* [Task instructions] Without further comment, state how many lines in the listing below contain the word "Γραμμική".

* [Task input]
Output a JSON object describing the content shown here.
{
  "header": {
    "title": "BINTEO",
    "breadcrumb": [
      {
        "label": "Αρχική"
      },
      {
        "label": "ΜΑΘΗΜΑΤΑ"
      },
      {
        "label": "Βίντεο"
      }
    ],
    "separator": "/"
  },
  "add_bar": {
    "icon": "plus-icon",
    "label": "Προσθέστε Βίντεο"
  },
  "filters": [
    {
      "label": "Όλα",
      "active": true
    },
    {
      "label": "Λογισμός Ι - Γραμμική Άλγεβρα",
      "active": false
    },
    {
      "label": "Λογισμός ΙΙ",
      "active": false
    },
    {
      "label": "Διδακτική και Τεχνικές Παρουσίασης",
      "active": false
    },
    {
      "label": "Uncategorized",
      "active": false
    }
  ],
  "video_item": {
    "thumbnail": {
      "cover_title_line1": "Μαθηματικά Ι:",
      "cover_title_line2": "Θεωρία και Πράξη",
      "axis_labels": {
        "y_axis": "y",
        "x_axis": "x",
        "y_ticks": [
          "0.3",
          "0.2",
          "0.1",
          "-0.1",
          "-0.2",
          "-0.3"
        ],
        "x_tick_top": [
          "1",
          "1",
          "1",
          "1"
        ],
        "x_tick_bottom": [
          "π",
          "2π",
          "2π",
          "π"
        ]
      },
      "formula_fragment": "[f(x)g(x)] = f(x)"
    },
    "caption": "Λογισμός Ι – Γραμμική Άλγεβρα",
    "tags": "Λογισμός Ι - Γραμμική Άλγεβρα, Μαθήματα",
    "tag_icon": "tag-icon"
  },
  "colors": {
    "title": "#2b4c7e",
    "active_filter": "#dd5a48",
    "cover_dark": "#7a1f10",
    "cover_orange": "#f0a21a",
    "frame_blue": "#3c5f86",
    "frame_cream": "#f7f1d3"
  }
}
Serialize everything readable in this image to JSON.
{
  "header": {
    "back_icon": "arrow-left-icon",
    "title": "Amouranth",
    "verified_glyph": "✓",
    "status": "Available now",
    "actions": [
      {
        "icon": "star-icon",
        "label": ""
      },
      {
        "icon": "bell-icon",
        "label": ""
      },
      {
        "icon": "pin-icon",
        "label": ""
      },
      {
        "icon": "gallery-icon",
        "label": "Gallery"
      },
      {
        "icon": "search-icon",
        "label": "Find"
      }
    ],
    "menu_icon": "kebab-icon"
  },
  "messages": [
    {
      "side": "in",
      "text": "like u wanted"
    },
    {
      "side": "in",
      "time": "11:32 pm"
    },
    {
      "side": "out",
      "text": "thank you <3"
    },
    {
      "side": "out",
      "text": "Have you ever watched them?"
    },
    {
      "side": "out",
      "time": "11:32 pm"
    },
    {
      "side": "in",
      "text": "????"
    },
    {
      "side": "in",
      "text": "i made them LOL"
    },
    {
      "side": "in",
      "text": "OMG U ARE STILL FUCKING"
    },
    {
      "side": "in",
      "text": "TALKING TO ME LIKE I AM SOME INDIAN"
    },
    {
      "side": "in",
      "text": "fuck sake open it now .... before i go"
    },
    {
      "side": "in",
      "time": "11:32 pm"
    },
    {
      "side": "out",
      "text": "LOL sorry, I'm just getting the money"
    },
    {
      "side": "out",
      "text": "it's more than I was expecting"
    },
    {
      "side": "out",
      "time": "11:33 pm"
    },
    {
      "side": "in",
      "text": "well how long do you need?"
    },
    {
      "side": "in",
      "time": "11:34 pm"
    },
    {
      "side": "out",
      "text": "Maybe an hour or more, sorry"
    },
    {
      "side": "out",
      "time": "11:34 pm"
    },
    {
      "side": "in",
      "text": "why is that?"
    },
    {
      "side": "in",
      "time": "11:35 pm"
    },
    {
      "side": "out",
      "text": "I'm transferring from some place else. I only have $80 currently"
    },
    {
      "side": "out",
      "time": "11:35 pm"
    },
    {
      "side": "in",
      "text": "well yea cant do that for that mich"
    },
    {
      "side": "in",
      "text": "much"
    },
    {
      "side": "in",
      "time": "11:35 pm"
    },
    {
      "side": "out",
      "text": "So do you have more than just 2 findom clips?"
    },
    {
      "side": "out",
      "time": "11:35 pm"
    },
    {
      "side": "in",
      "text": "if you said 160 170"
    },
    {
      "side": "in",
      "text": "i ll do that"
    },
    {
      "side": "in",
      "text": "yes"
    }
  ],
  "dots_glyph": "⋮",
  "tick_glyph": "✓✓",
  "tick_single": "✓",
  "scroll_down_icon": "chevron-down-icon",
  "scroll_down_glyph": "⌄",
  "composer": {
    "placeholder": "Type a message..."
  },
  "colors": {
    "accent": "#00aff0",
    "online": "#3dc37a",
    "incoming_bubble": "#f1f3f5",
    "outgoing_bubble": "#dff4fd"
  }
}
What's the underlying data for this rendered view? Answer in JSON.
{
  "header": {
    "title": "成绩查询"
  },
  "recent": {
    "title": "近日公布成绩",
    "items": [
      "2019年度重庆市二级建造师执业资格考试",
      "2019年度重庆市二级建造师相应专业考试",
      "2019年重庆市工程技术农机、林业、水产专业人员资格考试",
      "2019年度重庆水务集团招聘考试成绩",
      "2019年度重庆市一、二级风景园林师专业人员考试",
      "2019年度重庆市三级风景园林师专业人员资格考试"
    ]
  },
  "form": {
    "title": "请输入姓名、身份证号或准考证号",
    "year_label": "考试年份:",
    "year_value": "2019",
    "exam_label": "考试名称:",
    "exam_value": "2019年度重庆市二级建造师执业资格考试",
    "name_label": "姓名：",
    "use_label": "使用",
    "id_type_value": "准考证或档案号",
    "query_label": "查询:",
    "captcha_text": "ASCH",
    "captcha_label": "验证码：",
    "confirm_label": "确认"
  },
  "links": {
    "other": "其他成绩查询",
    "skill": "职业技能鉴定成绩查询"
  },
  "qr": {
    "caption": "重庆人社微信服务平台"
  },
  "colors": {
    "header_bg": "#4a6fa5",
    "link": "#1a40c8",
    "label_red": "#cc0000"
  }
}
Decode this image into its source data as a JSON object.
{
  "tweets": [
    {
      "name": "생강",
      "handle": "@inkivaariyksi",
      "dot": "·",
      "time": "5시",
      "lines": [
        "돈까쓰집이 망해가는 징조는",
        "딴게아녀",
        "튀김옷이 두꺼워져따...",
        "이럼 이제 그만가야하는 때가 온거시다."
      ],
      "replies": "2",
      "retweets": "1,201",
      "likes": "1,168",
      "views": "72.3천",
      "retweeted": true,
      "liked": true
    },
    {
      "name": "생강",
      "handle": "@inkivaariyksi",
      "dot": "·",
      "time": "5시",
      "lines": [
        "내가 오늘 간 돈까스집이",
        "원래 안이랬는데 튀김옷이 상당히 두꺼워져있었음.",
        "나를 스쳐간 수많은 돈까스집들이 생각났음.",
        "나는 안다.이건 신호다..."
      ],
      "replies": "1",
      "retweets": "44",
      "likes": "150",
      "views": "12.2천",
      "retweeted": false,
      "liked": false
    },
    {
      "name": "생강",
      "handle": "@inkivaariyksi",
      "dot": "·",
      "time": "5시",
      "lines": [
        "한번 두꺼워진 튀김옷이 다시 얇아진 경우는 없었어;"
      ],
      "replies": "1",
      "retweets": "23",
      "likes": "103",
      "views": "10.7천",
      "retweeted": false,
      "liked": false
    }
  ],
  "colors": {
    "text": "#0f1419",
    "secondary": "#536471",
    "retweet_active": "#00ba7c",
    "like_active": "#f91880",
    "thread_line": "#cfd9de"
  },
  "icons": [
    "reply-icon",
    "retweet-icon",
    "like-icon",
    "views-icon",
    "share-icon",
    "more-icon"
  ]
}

* [Completed task] 3